TASK: Records follow. Pull out every line that contains "сокращение".

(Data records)
────────────────────

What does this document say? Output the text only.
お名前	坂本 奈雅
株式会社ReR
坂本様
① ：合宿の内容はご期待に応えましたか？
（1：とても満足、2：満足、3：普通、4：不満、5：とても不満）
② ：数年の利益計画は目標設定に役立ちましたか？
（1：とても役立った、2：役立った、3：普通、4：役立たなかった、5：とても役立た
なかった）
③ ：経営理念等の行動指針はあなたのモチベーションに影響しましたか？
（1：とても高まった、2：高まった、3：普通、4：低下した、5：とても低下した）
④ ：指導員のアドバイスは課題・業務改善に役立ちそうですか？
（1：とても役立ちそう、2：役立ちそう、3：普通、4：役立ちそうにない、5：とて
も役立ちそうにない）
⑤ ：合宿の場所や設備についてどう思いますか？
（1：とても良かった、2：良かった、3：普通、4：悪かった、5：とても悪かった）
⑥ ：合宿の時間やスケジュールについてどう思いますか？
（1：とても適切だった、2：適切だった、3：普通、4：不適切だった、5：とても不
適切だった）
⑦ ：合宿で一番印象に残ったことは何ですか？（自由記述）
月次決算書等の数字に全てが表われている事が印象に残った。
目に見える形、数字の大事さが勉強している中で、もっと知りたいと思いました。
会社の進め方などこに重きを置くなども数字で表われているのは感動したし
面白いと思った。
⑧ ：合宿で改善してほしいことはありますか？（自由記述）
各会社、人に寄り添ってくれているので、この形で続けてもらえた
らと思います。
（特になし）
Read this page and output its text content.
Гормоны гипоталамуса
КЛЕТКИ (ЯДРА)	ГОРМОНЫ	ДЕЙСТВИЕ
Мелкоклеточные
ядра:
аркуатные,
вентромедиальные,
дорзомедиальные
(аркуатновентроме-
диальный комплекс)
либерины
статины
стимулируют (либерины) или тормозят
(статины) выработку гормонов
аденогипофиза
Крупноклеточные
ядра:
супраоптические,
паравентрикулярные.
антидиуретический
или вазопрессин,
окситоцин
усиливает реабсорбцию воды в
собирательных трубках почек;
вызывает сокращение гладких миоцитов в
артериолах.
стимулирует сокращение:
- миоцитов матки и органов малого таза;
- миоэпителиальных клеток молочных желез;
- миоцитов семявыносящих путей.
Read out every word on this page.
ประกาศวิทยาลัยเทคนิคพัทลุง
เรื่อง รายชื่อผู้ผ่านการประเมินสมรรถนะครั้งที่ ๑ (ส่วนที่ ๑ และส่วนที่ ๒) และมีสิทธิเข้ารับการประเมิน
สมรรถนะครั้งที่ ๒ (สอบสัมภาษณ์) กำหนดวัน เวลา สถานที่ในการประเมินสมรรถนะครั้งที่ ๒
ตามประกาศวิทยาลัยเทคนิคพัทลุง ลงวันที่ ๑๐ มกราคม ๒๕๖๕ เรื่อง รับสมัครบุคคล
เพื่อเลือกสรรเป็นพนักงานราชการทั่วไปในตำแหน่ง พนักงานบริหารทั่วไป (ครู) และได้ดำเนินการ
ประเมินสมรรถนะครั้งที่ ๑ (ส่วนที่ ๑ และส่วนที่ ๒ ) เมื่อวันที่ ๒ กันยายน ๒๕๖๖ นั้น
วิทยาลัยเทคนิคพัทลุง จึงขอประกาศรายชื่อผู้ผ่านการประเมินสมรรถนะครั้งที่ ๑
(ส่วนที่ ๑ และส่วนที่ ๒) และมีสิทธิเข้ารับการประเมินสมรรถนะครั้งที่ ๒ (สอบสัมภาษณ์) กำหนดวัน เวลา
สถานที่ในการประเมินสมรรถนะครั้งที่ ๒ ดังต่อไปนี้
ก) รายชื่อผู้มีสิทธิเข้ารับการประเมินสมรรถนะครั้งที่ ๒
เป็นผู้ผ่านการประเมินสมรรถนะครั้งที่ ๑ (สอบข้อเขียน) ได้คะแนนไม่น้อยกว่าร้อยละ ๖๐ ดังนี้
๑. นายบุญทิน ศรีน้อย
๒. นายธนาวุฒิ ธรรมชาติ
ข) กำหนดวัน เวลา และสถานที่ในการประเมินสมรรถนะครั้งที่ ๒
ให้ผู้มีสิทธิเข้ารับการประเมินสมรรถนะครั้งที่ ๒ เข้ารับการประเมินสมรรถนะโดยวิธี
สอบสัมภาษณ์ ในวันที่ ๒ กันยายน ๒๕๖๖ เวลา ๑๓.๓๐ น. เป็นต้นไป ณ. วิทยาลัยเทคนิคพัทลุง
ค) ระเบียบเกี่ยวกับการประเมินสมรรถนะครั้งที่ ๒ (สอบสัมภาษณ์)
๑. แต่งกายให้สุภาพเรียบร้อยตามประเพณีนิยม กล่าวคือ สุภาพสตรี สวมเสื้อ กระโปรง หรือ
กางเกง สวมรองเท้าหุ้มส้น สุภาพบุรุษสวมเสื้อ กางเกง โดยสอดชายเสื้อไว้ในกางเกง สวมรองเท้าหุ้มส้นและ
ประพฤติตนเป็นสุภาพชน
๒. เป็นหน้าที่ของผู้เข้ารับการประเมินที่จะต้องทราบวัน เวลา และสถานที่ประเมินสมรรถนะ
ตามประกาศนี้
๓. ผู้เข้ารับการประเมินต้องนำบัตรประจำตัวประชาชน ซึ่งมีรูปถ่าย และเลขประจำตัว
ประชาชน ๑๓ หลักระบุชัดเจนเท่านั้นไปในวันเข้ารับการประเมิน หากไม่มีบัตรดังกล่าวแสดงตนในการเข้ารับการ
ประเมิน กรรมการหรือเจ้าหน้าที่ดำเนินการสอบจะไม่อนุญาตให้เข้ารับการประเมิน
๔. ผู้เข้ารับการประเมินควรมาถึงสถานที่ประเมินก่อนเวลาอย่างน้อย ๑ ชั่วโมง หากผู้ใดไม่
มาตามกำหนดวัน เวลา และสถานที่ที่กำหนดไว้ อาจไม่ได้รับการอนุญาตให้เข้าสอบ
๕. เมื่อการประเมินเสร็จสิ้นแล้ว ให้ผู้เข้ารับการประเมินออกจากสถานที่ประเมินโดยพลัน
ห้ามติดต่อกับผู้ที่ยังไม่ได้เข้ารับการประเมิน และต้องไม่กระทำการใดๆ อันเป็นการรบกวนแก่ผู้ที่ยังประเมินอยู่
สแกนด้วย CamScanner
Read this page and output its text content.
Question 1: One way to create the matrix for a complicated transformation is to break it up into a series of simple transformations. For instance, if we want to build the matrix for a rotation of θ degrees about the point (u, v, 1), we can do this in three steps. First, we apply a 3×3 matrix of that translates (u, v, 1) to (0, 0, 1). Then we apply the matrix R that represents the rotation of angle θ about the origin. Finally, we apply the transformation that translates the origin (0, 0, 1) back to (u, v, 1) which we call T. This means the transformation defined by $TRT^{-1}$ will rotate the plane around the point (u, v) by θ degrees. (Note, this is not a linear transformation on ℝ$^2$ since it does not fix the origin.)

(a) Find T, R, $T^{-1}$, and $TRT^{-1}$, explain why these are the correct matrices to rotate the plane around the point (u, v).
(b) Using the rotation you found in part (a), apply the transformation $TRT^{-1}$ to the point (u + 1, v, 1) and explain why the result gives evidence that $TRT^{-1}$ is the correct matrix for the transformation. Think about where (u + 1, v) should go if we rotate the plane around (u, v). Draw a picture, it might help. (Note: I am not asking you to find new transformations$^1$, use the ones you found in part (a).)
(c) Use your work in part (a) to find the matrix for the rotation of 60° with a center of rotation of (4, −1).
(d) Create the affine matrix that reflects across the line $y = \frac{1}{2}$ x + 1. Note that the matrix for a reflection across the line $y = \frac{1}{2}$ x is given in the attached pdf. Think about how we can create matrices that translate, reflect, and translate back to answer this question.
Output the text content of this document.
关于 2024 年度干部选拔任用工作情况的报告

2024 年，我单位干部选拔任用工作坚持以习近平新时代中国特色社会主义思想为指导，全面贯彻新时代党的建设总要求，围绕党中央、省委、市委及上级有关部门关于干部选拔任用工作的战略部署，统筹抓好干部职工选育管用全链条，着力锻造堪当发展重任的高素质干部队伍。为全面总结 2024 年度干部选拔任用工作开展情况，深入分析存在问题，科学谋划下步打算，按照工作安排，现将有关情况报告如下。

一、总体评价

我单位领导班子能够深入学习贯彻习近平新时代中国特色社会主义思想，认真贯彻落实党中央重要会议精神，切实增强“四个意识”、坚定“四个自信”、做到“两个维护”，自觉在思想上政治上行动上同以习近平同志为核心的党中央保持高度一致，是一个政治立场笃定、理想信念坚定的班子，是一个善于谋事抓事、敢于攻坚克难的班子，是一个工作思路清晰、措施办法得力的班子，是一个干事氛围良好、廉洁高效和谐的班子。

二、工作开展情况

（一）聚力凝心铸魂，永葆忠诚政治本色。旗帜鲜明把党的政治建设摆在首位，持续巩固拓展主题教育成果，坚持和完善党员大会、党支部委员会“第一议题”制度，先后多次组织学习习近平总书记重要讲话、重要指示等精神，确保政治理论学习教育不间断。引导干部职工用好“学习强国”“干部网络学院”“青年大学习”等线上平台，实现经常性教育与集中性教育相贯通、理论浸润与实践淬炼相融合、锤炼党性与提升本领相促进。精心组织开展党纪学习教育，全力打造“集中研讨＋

────────────────────

ANSWER BELOW:
вызывает сокращение гладких миоцитов в
стимулирует сокращение:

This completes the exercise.